== What is needed ==
Skip the pictures. Reproduce all other material exactly.

## begin Data records

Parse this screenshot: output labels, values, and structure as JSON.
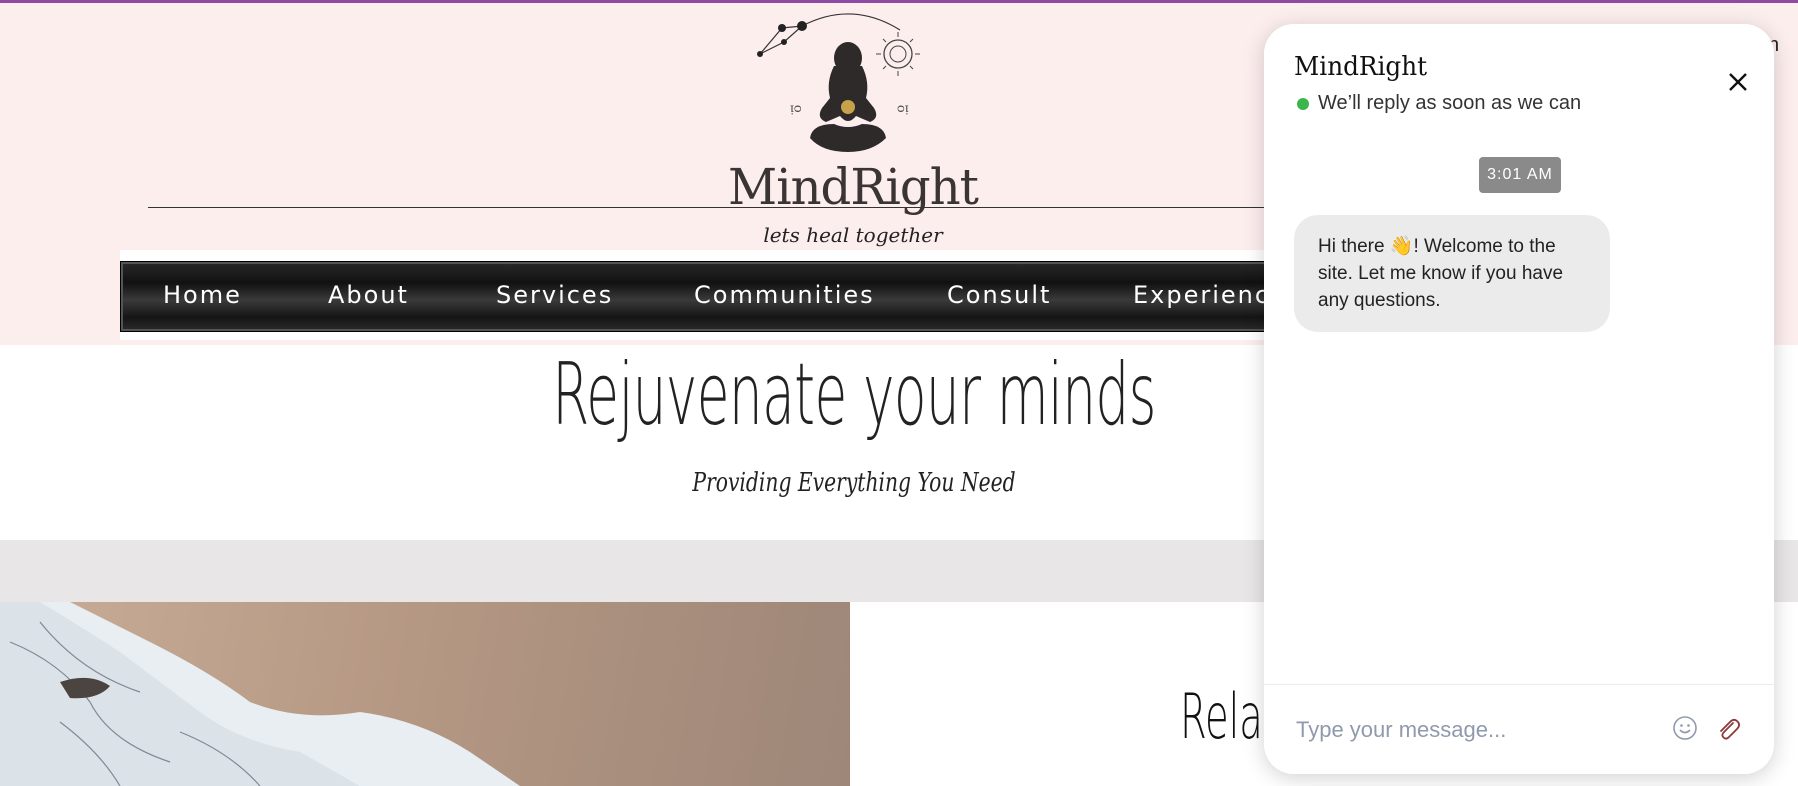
{
  "site": {
    "logo": {
      "name": "MindRight",
      "tagline": "lets heal together"
    },
    "nav": {
      "items": [
        "Home",
        "About",
        "Services",
        "Communities",
        "Consult",
        "Experience"
      ]
    },
    "hero": {
      "title": "Rejuvenate your minds",
      "subtitle": "Providing Everything You Need"
    },
    "section": {
      "heading": "Relax"
    },
    "cut_letter": "n"
  },
  "chat": {
    "title": "MindRight",
    "status": "We’ll reply as soon as we can",
    "timestamp": "3:01 AM",
    "message": "Hi there 👋! Welcome to the site. Let me know if you have any questions.",
    "input_placeholder": "Type your message..."
  },
  "colors": {
    "header_bg": "#fdeeee",
    "nav_bg": "#1a1a1a",
    "status_online": "#3cb64a",
    "top_accent": "#8e4aa5"
  }
}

## end Data records

== Exercise answer ==
Parse this screenshot: output labels, values, and structure as JSON.
{
  "site": {
    "logo": {
      "name": "MindRight",
      "tagline": "lets heal together"
    },
    "nav": {
      "items": [
        "Home",
        "About",
        "Services",
        "Communities",
        "Consult",
        "Experience"
      ]
    },
    "hero": {
      "title": "Rejuvenate your minds",
      "subtitle": "Providing Everything You Need"
    },
    "section": {
      "heading": "Relax"
    },
    "cut_letter": "n"
  },
  "chat": {
    "title": "MindRight",
    "status": "We’ll reply as soon as we can",
    "timestamp": "3:01 AM",
    "message": "Hi there 👋! Welcome to the site. Let me know if you have any questions.",
    "input_placeholder": "Type your message..."
  },
  "colors": {
    "header_bg": "#fdeeee",
    "nav_bg": "#1a1a1a",
    "status_online": "#3cb64a",
    "top_accent": "#8e4aa5"
  }
}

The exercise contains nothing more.